[Dataset entries]

_ _ _ _

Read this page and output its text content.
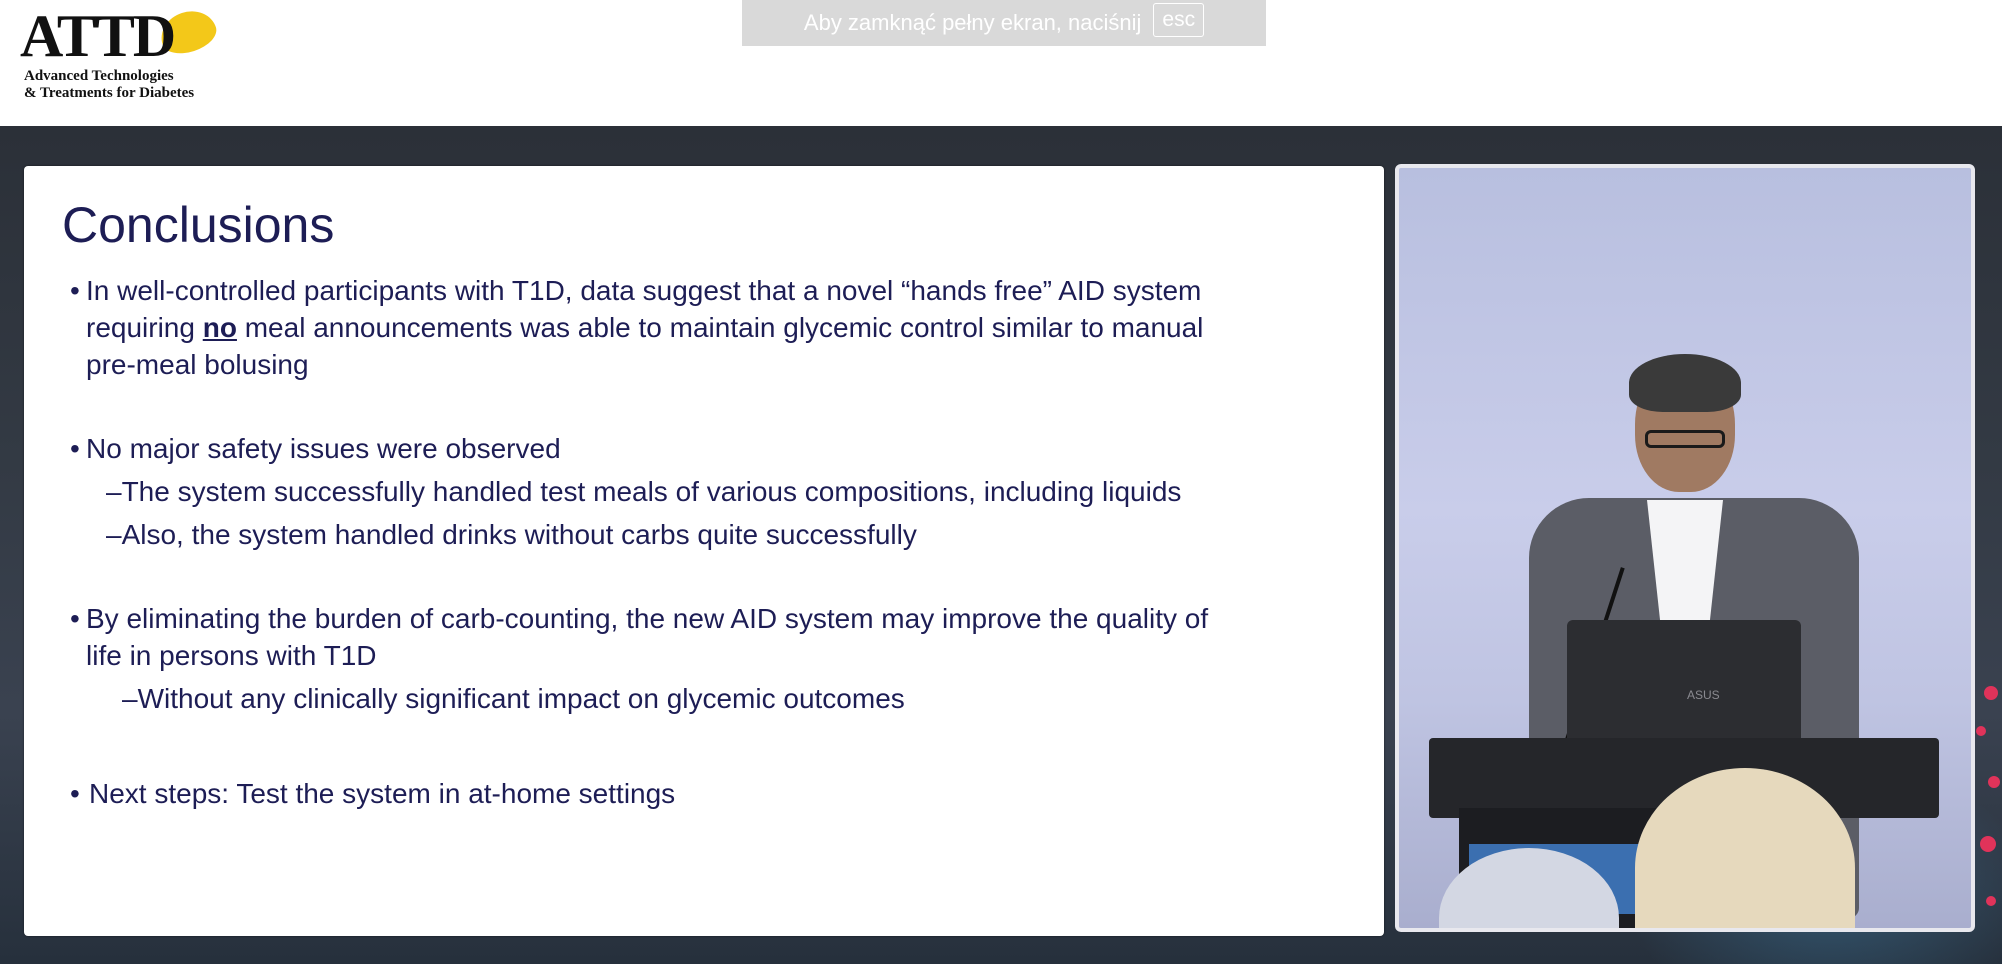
ATTD
Advanced Technologies
& Treatments for Diabetes
Aby zamknąć pełny ekran, naciśnij	esc
Conclusions
• In well-controlled participants with T1D, data suggest that a novel “hands free” AID system
requiring no meal announcements was able to maintain glycemic control similar to manual
pre-meal bolusing
• No major safety issues were observed
–The system successfully handled test meals of various compositions, including liquids
–Also, the system handled drinks without carbs quite successfully
• By eliminating the burden of carb-counting, the new AID system may improve the quality of
life in persons with T1D
–Without any clinically significant impact on glycemic outcomes
• Next steps: Test the system in at-home settings
ASUS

_ _ _ _

Task description: Transcribe every entry above exactly. Omit all pictures.

Finished exercise:
Read this page and output its text content.
ATTD
Advanced Technologies
& Treatments for Diabetes
Aby zamknąć pełny ekran, naciśnij	esc
Conclusions
• In well-controlled participants with T1D, data suggest that a novel “hands free” AID system
requiring no meal announcements was able to maintain glycemic control similar to manual
pre-meal bolusing
• No major safety issues were observed
–The system successfully handled test meals of various compositions, including liquids
–Also, the system handled drinks without carbs quite successfully
• By eliminating the burden of carb-counting, the new AID system may improve the quality of
life in persons with T1D
–Without any clinically significant impact on glycemic outcomes
• Next steps: Test the system in at-home settings
ASUS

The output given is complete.